_TASK TO CARRY OUT_: Check each line of the records below and collect those holding "Amsterdam".

_DATA LISTING_:
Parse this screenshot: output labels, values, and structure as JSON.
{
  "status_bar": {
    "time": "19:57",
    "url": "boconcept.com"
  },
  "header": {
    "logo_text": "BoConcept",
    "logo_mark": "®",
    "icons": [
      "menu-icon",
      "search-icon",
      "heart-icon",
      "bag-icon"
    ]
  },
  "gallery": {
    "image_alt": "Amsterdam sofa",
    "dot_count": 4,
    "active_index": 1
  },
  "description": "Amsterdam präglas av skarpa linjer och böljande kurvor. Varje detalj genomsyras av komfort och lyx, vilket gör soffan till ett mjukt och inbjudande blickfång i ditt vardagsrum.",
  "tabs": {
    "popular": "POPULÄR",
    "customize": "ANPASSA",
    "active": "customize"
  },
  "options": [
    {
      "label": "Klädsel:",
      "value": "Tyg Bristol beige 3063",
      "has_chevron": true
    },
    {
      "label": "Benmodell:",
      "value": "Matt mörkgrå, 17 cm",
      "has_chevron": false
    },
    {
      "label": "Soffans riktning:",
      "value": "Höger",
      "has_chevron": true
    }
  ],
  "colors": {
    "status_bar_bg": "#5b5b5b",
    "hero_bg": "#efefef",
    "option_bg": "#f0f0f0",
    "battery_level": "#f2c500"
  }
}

_SOLUTION TO THIS PROBLEM_:
    "image_alt": "Amsterdam sofa",
  "description": "Amsterdam präglas av skarpa linjer och böljande kurvor. Varje detalj genomsyras av komfort och lyx, vilket gör soffan till ett mjukt och inbjudande blickfång i ditt vardagsrum.",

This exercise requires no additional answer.